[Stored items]
>>>

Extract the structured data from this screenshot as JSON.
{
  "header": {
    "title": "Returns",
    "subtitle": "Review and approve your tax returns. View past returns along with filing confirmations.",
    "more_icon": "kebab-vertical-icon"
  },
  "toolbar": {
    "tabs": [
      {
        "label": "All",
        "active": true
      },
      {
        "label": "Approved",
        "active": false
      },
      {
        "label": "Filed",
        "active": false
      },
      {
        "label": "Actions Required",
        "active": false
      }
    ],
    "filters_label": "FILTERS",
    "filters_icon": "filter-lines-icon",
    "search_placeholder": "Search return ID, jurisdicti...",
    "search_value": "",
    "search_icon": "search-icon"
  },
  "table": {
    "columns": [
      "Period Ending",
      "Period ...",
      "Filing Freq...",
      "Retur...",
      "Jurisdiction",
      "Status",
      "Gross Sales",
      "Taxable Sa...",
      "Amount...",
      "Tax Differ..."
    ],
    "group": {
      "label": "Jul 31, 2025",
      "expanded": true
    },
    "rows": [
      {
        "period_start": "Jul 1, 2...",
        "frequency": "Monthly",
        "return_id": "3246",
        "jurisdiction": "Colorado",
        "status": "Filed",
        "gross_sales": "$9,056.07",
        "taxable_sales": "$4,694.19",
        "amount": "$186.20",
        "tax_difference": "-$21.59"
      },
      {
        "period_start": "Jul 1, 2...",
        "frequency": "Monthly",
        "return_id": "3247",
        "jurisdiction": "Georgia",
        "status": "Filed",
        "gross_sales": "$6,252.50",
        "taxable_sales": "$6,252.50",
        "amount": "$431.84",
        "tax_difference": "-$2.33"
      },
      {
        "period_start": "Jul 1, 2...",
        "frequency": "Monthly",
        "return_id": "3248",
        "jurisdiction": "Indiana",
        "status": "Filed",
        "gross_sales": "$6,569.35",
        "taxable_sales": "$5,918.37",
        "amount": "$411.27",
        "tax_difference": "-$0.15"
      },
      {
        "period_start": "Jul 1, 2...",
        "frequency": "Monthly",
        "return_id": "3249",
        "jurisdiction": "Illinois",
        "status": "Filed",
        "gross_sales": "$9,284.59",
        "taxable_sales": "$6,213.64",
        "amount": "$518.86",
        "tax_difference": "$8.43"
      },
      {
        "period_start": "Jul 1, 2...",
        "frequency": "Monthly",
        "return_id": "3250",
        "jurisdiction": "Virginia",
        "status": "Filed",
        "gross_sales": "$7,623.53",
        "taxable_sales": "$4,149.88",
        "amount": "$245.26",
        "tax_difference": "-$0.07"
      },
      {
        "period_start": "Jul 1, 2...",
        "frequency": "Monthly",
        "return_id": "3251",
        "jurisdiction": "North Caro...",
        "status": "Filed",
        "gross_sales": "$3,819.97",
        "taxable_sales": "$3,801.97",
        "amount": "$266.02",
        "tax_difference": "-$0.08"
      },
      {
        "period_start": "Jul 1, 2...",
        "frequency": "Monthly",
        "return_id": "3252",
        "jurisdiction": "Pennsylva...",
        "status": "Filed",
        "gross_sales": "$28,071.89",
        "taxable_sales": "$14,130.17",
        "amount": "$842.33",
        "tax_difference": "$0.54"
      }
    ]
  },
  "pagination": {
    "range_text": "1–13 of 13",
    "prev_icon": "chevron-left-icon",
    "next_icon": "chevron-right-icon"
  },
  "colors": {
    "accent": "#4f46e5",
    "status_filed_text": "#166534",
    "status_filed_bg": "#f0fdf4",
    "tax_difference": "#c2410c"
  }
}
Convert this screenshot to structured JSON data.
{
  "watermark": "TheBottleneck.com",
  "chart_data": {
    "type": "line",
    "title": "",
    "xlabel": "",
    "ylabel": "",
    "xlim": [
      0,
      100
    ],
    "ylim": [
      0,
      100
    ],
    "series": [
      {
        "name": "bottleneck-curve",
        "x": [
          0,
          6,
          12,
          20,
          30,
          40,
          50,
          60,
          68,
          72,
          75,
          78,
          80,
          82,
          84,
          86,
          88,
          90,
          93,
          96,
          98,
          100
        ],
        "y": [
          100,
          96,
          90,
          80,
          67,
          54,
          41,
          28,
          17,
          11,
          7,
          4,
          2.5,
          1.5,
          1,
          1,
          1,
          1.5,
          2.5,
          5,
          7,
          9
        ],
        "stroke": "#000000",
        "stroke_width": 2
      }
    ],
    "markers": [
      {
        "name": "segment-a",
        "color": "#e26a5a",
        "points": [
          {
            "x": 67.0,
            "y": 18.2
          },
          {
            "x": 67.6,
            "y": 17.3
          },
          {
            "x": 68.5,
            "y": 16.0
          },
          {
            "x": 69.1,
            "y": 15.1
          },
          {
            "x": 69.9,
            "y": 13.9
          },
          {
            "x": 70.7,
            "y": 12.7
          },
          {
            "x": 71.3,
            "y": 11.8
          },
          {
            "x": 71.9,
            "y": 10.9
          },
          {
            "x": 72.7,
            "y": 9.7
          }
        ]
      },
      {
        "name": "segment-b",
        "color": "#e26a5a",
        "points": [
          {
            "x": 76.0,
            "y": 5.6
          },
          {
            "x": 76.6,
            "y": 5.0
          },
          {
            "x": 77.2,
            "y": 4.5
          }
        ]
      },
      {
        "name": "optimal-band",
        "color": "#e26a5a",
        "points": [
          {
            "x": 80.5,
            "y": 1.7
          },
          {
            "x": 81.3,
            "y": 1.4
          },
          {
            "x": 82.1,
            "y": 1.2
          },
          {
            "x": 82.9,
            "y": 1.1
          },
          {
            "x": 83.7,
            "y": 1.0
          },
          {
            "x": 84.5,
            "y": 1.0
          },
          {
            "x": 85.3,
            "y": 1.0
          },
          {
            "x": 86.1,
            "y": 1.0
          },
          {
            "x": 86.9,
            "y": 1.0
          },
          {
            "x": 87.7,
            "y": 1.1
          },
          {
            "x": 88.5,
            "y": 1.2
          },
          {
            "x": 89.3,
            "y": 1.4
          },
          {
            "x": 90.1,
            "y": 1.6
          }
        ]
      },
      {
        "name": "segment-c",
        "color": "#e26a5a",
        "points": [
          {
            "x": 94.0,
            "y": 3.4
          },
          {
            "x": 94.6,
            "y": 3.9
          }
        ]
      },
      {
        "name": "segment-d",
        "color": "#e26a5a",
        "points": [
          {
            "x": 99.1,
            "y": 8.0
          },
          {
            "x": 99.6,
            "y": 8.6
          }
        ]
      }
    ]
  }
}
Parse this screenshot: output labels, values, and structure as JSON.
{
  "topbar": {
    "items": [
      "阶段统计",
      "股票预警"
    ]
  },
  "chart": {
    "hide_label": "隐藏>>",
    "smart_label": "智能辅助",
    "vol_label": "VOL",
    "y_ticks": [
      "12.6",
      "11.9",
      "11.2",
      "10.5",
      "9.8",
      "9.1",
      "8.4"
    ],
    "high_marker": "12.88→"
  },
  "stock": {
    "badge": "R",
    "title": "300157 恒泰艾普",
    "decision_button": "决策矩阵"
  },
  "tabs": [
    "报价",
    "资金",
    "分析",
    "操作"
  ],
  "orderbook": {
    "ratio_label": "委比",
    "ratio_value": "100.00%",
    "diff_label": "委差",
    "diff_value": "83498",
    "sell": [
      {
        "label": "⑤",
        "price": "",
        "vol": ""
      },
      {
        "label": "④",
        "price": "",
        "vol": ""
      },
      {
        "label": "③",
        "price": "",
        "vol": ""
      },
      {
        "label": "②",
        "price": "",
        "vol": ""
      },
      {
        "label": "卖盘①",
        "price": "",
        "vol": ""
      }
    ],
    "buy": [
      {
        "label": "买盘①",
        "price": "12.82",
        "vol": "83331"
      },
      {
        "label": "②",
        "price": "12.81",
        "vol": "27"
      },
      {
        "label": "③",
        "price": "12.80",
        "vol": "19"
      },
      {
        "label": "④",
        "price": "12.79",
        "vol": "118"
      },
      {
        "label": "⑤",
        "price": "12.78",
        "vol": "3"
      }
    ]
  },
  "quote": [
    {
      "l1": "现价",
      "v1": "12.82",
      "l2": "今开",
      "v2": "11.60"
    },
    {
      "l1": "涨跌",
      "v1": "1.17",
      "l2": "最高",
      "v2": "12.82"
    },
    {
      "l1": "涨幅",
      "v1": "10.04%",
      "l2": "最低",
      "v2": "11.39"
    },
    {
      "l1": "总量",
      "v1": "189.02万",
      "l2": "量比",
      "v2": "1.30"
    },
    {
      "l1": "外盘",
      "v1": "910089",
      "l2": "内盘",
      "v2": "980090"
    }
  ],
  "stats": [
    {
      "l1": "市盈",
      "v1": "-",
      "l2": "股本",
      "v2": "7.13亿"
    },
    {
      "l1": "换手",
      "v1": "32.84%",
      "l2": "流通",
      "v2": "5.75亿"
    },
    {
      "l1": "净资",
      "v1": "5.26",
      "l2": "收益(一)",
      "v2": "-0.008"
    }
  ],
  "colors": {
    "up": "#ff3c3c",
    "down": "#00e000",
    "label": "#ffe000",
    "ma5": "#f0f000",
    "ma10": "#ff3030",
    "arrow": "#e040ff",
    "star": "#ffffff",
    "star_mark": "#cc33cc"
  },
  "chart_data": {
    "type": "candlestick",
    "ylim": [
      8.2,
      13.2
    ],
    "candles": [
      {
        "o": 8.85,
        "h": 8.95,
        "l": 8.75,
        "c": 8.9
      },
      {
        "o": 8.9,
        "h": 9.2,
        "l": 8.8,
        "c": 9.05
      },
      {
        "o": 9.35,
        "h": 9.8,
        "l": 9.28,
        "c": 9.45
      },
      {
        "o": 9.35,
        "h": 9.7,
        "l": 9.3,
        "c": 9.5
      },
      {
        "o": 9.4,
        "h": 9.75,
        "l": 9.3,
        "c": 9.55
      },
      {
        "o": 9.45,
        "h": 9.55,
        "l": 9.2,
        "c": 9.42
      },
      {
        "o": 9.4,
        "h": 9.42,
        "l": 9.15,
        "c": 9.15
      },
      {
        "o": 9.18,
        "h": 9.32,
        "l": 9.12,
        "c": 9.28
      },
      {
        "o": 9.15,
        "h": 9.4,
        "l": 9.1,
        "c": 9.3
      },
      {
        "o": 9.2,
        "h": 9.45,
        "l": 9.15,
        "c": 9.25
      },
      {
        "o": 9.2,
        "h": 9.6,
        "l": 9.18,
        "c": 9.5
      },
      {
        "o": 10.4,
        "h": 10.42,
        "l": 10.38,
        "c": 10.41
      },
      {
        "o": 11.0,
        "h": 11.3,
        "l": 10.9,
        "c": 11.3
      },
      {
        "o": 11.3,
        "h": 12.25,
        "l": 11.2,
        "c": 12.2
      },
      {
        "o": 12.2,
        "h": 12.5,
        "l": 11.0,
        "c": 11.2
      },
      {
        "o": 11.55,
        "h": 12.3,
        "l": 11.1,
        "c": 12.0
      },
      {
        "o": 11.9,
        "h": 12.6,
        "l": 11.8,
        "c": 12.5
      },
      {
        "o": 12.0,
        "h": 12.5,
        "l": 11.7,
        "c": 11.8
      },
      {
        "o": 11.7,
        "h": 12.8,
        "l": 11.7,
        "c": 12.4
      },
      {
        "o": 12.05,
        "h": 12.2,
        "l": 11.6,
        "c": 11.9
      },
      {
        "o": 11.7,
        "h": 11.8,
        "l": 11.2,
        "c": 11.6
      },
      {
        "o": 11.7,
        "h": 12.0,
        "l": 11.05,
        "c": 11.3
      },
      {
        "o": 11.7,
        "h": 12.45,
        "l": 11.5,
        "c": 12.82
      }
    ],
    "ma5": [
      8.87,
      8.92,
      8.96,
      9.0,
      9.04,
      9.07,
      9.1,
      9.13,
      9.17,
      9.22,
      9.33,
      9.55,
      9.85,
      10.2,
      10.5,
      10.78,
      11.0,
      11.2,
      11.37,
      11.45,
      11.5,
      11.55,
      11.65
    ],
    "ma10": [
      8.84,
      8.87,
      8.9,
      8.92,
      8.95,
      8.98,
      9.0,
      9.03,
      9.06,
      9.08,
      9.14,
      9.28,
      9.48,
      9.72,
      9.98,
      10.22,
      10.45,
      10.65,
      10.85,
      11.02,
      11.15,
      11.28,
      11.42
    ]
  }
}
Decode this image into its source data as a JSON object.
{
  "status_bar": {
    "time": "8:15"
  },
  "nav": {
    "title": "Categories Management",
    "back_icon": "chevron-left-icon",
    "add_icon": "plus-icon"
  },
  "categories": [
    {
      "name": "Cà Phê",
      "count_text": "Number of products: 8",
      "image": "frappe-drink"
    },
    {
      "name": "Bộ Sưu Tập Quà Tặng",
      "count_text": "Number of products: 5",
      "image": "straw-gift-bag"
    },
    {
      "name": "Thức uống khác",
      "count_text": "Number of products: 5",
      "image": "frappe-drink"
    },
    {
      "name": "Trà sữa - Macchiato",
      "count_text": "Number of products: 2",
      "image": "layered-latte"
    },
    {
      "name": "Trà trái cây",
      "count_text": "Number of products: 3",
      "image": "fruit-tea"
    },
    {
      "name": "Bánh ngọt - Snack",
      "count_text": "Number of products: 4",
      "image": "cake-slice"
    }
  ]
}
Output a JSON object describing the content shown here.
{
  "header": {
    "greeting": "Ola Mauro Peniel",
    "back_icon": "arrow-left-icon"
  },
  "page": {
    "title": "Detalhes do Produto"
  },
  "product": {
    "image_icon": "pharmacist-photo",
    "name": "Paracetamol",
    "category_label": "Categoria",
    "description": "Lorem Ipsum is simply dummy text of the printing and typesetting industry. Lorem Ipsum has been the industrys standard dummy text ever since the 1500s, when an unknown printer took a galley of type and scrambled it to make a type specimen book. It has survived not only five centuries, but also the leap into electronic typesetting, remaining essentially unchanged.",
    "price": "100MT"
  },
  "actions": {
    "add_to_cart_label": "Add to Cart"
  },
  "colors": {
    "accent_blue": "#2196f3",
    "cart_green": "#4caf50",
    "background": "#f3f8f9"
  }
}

<<<

Task brief: Go through the material and copy out every line with "Number" in it.

Task solution:
      "count_text": "Number of products: 8",
      "count_text": "Number of products: 5",
      "count_text": "Number of products: 5",
      "count_text": "Number of products: 2",
      "count_text": "Number of products: 3",
      "count_text": "Number of products: 4",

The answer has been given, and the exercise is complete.